* **Records for this exercise**
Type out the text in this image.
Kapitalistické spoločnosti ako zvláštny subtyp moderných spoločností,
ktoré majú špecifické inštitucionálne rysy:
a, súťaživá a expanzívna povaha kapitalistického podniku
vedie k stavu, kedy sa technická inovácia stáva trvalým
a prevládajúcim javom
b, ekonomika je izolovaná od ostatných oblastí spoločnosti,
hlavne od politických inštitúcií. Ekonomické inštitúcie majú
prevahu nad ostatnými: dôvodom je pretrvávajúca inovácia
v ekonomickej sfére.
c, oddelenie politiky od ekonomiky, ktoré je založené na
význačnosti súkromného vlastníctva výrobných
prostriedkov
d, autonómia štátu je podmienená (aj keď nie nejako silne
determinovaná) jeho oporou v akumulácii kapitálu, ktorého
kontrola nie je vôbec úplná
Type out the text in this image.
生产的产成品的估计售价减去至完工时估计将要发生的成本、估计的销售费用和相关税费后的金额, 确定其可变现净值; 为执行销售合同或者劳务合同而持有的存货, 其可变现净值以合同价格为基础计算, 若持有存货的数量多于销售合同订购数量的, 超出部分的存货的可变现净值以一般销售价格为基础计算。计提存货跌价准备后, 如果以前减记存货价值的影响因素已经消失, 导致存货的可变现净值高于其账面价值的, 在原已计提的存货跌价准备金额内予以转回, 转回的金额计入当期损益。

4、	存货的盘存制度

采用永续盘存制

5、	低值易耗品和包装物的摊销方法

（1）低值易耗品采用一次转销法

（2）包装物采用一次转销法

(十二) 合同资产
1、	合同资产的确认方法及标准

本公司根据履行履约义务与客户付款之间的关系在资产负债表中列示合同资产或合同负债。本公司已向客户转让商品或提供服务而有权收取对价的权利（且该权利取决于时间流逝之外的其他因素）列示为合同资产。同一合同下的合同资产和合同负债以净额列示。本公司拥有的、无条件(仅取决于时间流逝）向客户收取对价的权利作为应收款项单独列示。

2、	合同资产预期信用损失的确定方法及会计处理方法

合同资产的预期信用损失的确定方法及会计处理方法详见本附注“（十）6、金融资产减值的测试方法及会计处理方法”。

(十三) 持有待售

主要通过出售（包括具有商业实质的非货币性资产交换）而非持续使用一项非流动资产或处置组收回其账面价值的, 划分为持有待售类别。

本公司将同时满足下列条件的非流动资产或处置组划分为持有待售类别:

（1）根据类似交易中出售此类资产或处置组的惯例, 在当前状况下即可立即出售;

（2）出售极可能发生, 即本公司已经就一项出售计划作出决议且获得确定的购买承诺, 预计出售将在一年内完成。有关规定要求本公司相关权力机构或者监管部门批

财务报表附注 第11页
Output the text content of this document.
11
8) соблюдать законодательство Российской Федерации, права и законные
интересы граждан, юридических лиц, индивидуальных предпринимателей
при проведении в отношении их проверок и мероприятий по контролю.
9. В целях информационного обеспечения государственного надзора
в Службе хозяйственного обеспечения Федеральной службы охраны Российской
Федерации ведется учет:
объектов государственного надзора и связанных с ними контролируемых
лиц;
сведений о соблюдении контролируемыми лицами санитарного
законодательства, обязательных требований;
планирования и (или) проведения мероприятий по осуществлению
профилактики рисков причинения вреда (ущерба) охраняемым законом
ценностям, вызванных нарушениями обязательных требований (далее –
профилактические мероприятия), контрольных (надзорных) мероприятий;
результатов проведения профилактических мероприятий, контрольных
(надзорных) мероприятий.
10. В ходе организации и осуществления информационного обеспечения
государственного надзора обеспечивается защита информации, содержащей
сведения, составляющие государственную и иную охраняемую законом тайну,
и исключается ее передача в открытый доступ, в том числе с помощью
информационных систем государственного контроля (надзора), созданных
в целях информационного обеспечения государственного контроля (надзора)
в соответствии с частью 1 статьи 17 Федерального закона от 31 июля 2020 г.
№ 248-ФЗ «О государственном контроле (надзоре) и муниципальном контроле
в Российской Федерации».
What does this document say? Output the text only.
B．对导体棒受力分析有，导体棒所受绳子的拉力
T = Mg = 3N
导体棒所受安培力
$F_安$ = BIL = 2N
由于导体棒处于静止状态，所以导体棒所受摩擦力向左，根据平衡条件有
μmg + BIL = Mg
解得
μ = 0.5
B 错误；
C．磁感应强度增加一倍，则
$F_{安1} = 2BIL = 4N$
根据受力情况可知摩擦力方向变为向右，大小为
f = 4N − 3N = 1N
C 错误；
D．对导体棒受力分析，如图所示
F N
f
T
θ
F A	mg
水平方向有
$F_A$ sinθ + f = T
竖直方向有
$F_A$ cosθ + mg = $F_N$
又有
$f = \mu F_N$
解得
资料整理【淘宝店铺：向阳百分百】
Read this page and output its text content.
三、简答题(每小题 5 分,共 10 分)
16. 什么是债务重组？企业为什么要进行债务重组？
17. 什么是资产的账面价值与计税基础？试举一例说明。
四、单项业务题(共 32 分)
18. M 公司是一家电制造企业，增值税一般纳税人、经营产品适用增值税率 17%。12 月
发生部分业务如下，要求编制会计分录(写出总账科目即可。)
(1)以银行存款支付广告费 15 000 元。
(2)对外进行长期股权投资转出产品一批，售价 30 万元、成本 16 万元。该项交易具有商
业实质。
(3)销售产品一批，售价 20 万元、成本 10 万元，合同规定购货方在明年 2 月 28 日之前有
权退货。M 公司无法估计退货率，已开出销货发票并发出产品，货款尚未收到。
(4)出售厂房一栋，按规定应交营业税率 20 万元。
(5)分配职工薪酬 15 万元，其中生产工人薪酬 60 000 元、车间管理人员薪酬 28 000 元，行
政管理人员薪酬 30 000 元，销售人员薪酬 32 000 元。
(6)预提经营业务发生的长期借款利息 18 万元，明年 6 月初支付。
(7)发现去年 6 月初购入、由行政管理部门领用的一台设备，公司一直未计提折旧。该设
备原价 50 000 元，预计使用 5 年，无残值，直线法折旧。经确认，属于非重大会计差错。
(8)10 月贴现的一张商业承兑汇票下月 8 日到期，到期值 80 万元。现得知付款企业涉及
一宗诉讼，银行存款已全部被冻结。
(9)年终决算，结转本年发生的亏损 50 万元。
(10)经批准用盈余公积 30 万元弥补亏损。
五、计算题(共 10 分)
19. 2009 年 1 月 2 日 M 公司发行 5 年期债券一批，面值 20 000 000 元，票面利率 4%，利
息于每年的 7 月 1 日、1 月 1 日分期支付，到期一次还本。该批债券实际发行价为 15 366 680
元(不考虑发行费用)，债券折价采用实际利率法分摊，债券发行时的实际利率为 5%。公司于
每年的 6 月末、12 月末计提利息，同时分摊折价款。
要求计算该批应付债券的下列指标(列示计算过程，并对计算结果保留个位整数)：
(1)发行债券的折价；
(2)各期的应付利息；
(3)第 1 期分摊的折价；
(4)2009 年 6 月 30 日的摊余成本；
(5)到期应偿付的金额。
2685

* **Given task**
Can you give every line above again, exactly as written?

* **Exercise result**
Type out the text in this image.
Kapitalistické spoločnosti ako zvláštny subtyp moderných spoločností,
ktoré majú špecifické inštitucionálne rysy:
a, súťaživá a expanzívna povaha kapitalistického podniku
vedie k stavu, kedy sa technická inovácia stáva trvalým
a prevládajúcim javom
b, ekonomika je izolovaná od ostatných oblastí spoločnosti,
hlavne od politických inštitúcií. Ekonomické inštitúcie majú
prevahu nad ostatnými: dôvodom je pretrvávajúca inovácia
v ekonomickej sfére.
c, oddelenie politiky od ekonomiky, ktoré je založené na
význačnosti súkromného vlastníctva výrobných
prostriedkov
d, autonómia štátu je podmienená (aj keď nie nejako silne
determinovaná) jeho oporou v akumulácii kapitálu, ktorého
kontrola nie je vôbec úplná
Type out the text in this image.
生产的产成品的估计售价减去至完工时估计将要发生的成本、估计的销售费用和相关税费后的金额, 确定其可变现净值; 为执行销售合同或者劳务合同而持有的存货, 其可变现净值以合同价格为基础计算, 若持有存货的数量多于销售合同订购数量的, 超出部分的存货的可变现净值以一般销售价格为基础计算。计提存货跌价准备后, 如果以前减记存货价值的影响因素已经消失, 导致存货的可变现净值高于其账面价值的, 在原已计提的存货跌价准备金额内予以转回, 转回的金额计入当期损益。

4、	存货的盘存制度

采用永续盘存制

5、	低值易耗品和包装物的摊销方法

（1）低值易耗品采用一次转销法

（2）包装物采用一次转销法

(十二) 合同资产
1、	合同资产的确认方法及标准

本公司根据履行履约义务与客户付款之间的关系在资产负债表中列示合同资产或合同负债。本公司已向客户转让商品或提供服务而有权收取对价的权利（且该权利取决于时间流逝之外的其他因素）列示为合同资产。同一合同下的合同资产和合同负债以净额列示。本公司拥有的、无条件(仅取决于时间流逝）向客户收取对价的权利作为应收款项单独列示。

2、	合同资产预期信用损失的确定方法及会计处理方法

合同资产的预期信用损失的确定方法及会计处理方法详见本附注“（十）6、金融资产减值的测试方法及会计处理方法”。

(十三) 持有待售

主要通过出售（包括具有商业实质的非货币性资产交换）而非持续使用一项非流动资产或处置组收回其账面价值的, 划分为持有待售类别。

本公司将同时满足下列条件的非流动资产或处置组划分为持有待售类别:

（1）根据类似交易中出售此类资产或处置组的惯例, 在当前状况下即可立即出售;

（2）出售极可能发生, 即本公司已经就一项出售计划作出决议且获得确定的购买承诺, 预计出售将在一年内完成。有关规定要求本公司相关权力机构或者监管部门批

财务报表附注 第11页
Output the text content of this document.
11
8) соблюдать законодательство Российской Федерации, права и законные
интересы граждан, юридических лиц, индивидуальных предпринимателей
при проведении в отношении их проверок и мероприятий по контролю.
9. В целях информационного обеспечения государственного надзора
в Службе хозяйственного обеспечения Федеральной службы охраны Российской
Федерации ведется учет:
объектов государственного надзора и связанных с ними контролируемых
лиц;
сведений о соблюдении контролируемыми лицами санитарного
законодательства, обязательных требований;
планирования и (или) проведения мероприятий по осуществлению
профилактики рисков причинения вреда (ущерба) охраняемым законом
ценностям, вызванных нарушениями обязательных требований (далее –
профилактические мероприятия), контрольных (надзорных) мероприятий;
результатов проведения профилактических мероприятий, контрольных
(надзорных) мероприятий.
10. В ходе организации и осуществления информационного обеспечения
государственного надзора обеспечивается защита информации, содержащей
сведения, составляющие государственную и иную охраняемую законом тайну,
и исключается ее передача в открытый доступ, в том числе с помощью
информационных систем государственного контроля (надзора), созданных
в целях информационного обеспечения государственного контроля (надзора)
в соответствии с частью 1 статьи 17 Федерального закона от 31 июля 2020 г.
№ 248-ФЗ «О государственном контроле (надзоре) и муниципальном контроле
в Российской Федерации».
What does this document say? Output the text only.
B．对导体棒受力分析有，导体棒所受绳子的拉力
T = Mg = 3N
导体棒所受安培力
$F_安$ = BIL = 2N
由于导体棒处于静止状态，所以导体棒所受摩擦力向左，根据平衡条件有
μmg + BIL = Mg
解得
μ = 0.5
B 错误；
C．磁感应强度增加一倍，则
$F_{安1} = 2BIL = 4N$
根据受力情况可知摩擦力方向变为向右，大小为
f = 4N − 3N = 1N
C 错误；
D．对导体棒受力分析，如图所示
F N
f
T
θ
F A	mg
水平方向有
$F_A$ sinθ + f = T
竖直方向有
$F_A$ cosθ + mg = $F_N$
又有
$f = \mu F_N$
解得
资料整理【淘宝店铺：向阳百分百】
Read this page and output its text content.
三、简答题(每小题 5 分,共 10 分)
16. 什么是债务重组？企业为什么要进行债务重组？
17. 什么是资产的账面价值与计税基础？试举一例说明。
四、单项业务题(共 32 分)
18. M 公司是一家电制造企业，增值税一般纳税人、经营产品适用增值税率 17%。12 月
发生部分业务如下，要求编制会计分录(写出总账科目即可。)
(1)以银行存款支付广告费 15 000 元。
(2)对外进行长期股权投资转出产品一批，售价 30 万元、成本 16 万元。该项交易具有商
业实质。
(3)销售产品一批，售价 20 万元、成本 10 万元，合同规定购货方在明年 2 月 28 日之前有
权退货。M 公司无法估计退货率，已开出销货发票并发出产品，货款尚未收到。
(4)出售厂房一栋，按规定应交营业税率 20 万元。
(5)分配职工薪酬 15 万元，其中生产工人薪酬 60 000 元、车间管理人员薪酬 28 000 元，行
政管理人员薪酬 30 000 元，销售人员薪酬 32 000 元。
(6)预提经营业务发生的长期借款利息 18 万元，明年 6 月初支付。
(7)发现去年 6 月初购入、由行政管理部门领用的一台设备，公司一直未计提折旧。该设
备原价 50 000 元，预计使用 5 年，无残值，直线法折旧。经确认，属于非重大会计差错。
(8)10 月贴现的一张商业承兑汇票下月 8 日到期，到期值 80 万元。现得知付款企业涉及
一宗诉讼，银行存款已全部被冻结。
(9)年终决算，结转本年发生的亏损 50 万元。
(10)经批准用盈余公积 30 万元弥补亏损。
五、计算题(共 10 分)
19. 2009 年 1 月 2 日 M 公司发行 5 年期债券一批，面值 20 000 000 元，票面利率 4%，利
息于每年的 7 月 1 日、1 月 1 日分期支付，到期一次还本。该批债券实际发行价为 15 366 680
元(不考虑发行费用)，债券折价采用实际利率法分摊，债券发行时的实际利率为 5%。公司于
每年的 6 月末、12 月末计提利息，同时分摊折价款。
要求计算该批应付债券的下列指标(列示计算过程，并对计算结果保留个位整数)：
(1)发行债券的折价；
(2)各期的应付利息；
(3)第 1 期分摊的折价；
(4)2009 年 6 月 30 日的摊余成本；
(5)到期应偿付的金额。
2685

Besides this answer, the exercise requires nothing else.